- _PROBLEM DETAILS_:
For each line of the data below that holds "системы", copy the line.

:: DATA FOR THIS TASK

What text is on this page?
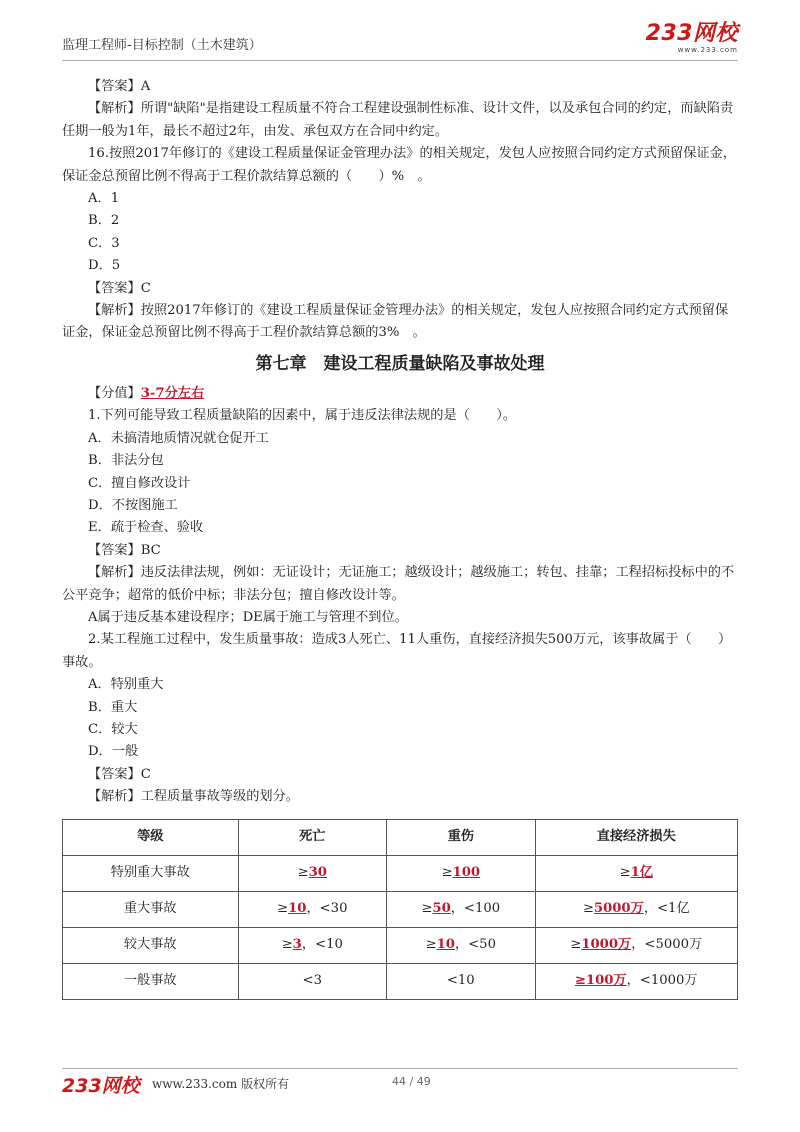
监理工程师-目标控制（土木建筑）	233网校
www.233.com

【答案】A

【解析】所谓"缺陷"是指建设工程质量不符合工程建设强制性标准、设计文件，以及承包合同的约定，而缺陷责任期一般为1年，最长不超过2年，由发、承包双方在合同中约定。

16.按照2017年修订的《建设工程质量保证金管理办法》的相关规定，发包人应按照合同约定方式预留保证金，保证金总预留比例不得高于工程价款结算总额的（　　）%　。

A．1

B．2

C．3

D．5

【答案】C

【解析】按照2017年修订的《建设工程质量保证金管理办法》的相关规定，发包人应按照合同约定方式预留保证金，保证金总预留比例不得高于工程价款结算总额的3%　。

第七章　建设工程质量缺陷及事故处理

【分值】3-7分左右

1.下列可能导致工程质量缺陷的因素中，属于违反法律法规的是（　　）。

A．未搞清地质情况就仓促开工

B．非法分包

C．擅自修改设计

D．不按图施工

E．疏于检查、验收

【答案】BC

【解析】违反法律法规，例如：无证设计；无证施工；越级设计；越级施工；转包、挂靠；工程招标投标中的不公平竞争；超常的低价中标；非法分包；擅自修改设计等。

A属于违反基本建设程序；DE属于施工与管理不到位。

2.某工程施工过程中，发生质量事故：造成3人死亡、11人重伤，直接经济损失500万元，该事故属于（　　）事故。

A．特别重大

B．重大

C．较大

D．一般

【答案】C

【解析】工程质量事故等级的划分。

等级	死亡	重伤	直接经济损失
特别重大事故	≥30	≥100	≥1亿
重大事故	≥10，<30	≥50，<100	≥5000万，<1亿
较大事故	≥3，<10	≥10，<50	≥1000万，<5000万
一般事故	<3	<10	≥100万，<1000万
233网校 www.233.com 版权所有	44 / 49
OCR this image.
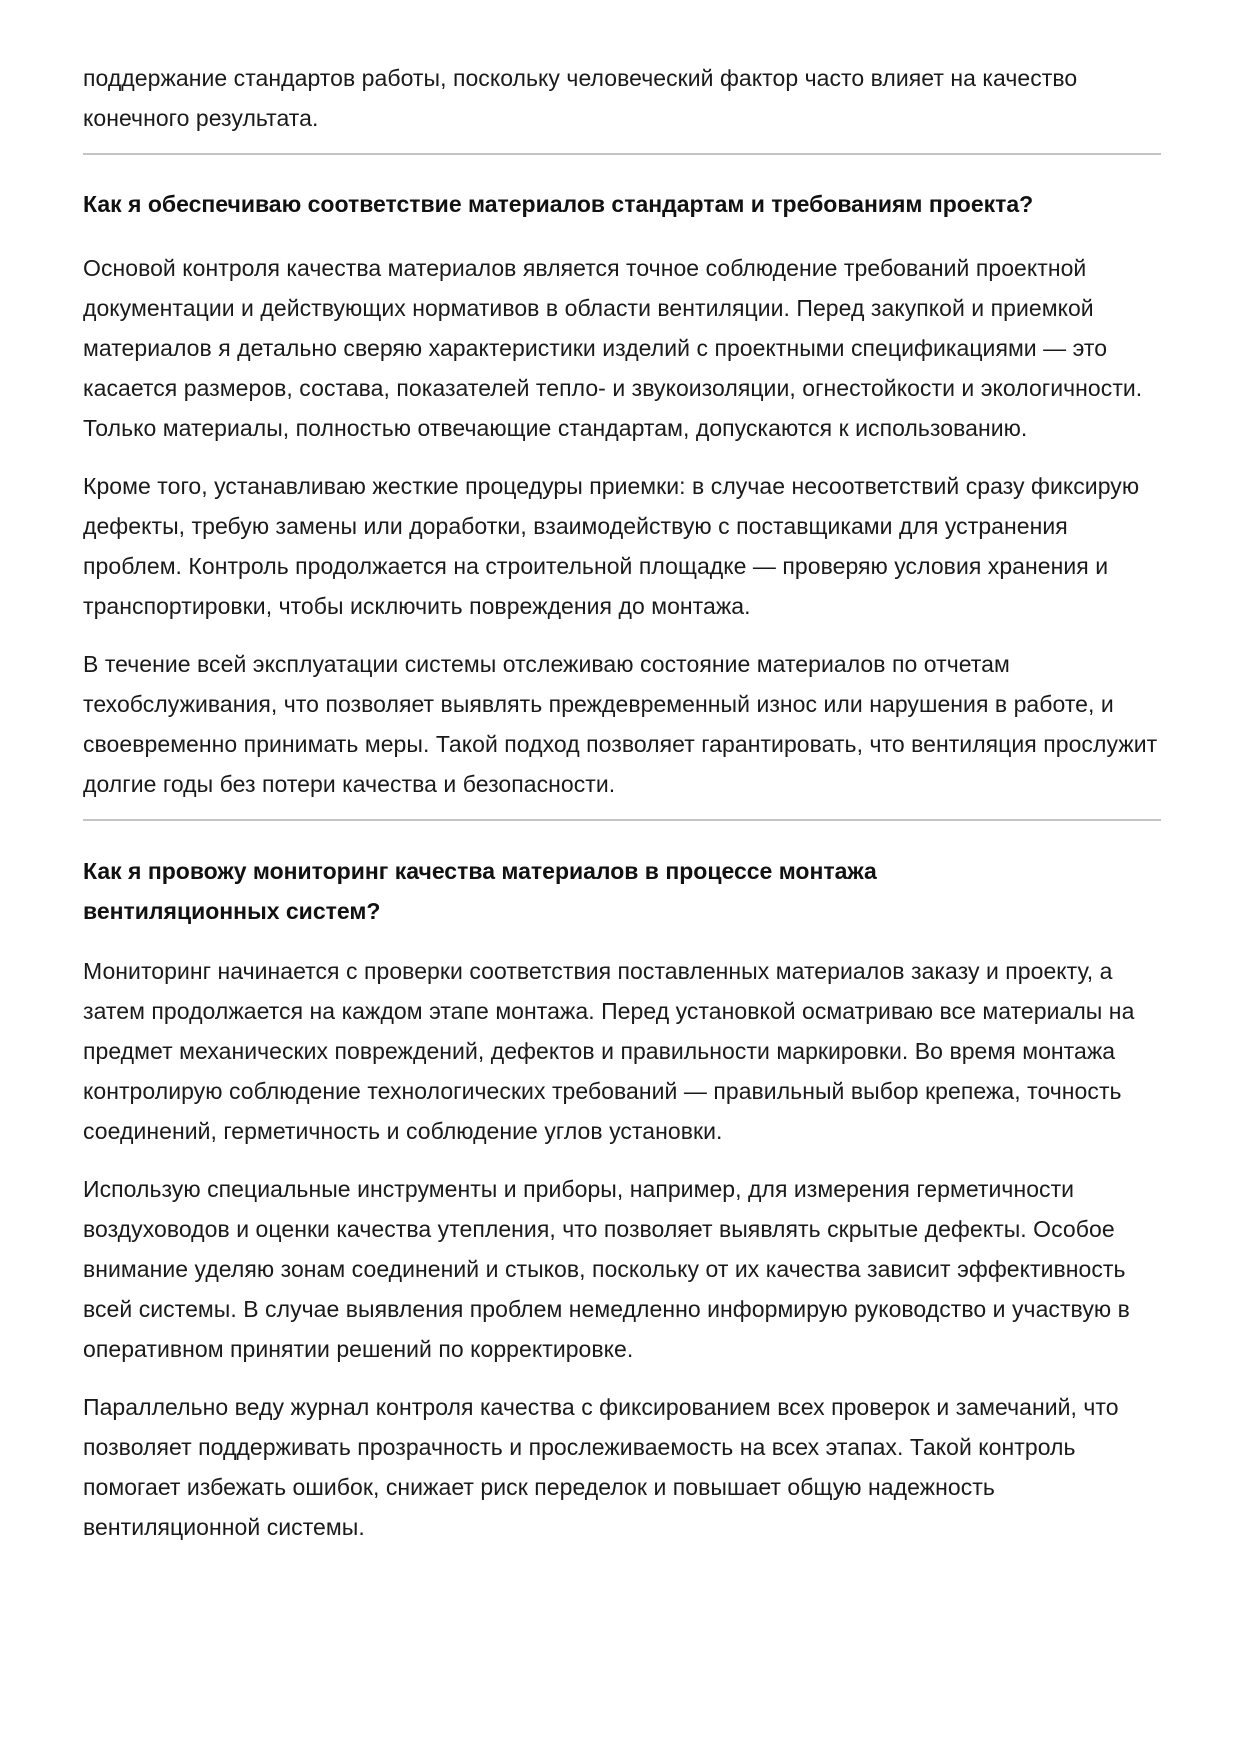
поддержание стандартов работы, поскольку человеческий фактор часто влияет на качество конечного результата.

Как я обеспечиваю соответствие материалов стандартам и требованиям проекта?

Основой контроля качества материалов является точное соблюдение требований проектной документации и действующих нормативов в области вентиляции. Перед закупкой и приемкой материалов я детально сверяю характеристики изделий с проектными спецификациями — это касается размеров, состава, показателей тепло- и звукоизоляции, огнестойкости и экологичности. Только материалы, полностью отвечающие стандартам, допускаются к использованию.

Кроме того, устанавливаю жесткие процедуры приемки: в случае несоответствий сразу фиксирую дефекты, требую замены или доработки, взаимодействую с поставщиками для устранения проблем. Контроль продолжается на строительной площадке — проверяю условия хранения и транспортировки, чтобы исключить повреждения до монтажа.

В течение всей эксплуатации системы отслеживаю состояние материалов по отчетам техобслуживания, что позволяет выявлять преждевременный износ или нарушения в работе, и своевременно принимать меры. Такой подход позволяет гарантировать, что вентиляция прослужит долгие годы без потери качества и безопасности.

Как я провожу мониторинг качества материалов в процессе монтажа вентиляционных систем?

Мониторинг начинается с проверки соответствия поставленных материалов заказу и проекту, а затем продолжается на каждом этапе монтажа. Перед установкой осматриваю все материалы на предмет механических повреждений, дефектов и правильности маркировки. Во время монтажа контролирую соблюдение технологических требований — правильный выбор крепежа, точность соединений, герметичность и соблюдение углов установки.

Использую специальные инструменты и приборы, например, для измерения герметичности воздуховодов и оценки качества утепления, что позволяет выявлять скрытые дефекты. Особое внимание уделяю зонам соединений и стыков, поскольку от их качества зависит эффективность всей системы. В случае выявления проблем немедленно информирую руководство и участвую в оперативном принятии решений по корректировке.

Параллельно веду журнал контроля качества с фиксированием всех проверок и замечаний, что позволяет поддерживать прозрачность и прослеживаемость на всех этапах. Такой контроль помогает избежать ошибок, снижает риск переделок и повышает общую надежность вентиляционной системы.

::::

- _EXERCISE ANSWER_:
В течение всей эксплуатации системы отслеживаю состояние материалов по отчетам техобслуживания, что позволяет выявлять преждевременный износ или нарушения в работе, и своевременно принимать меры. Такой подход позволяет гарантировать, что вентиляция прослужит долгие годы без потери качества и безопасности.
Использую специальные инструменты и приборы, например, для измерения герметичности воздуховодов и оценки качества утепления, что позволяет выявлять скрытые дефекты. Особое внимание уделяю зонам соединений и стыков, поскольку от их качества зависит эффективность всей системы. В случае выявления проблем немедленно информирую руководство и участвую в оперативном принятии решений по корректировке.
Параллельно веду журнал контроля качества с фиксированием всех проверок и замечаний, что позволяет поддерживать прозрачность и прослеживаемость на всех этапах. Такой контроль помогает избежать ошибок, снижает риск переделок и повышает общую надежность вентиляционной системы.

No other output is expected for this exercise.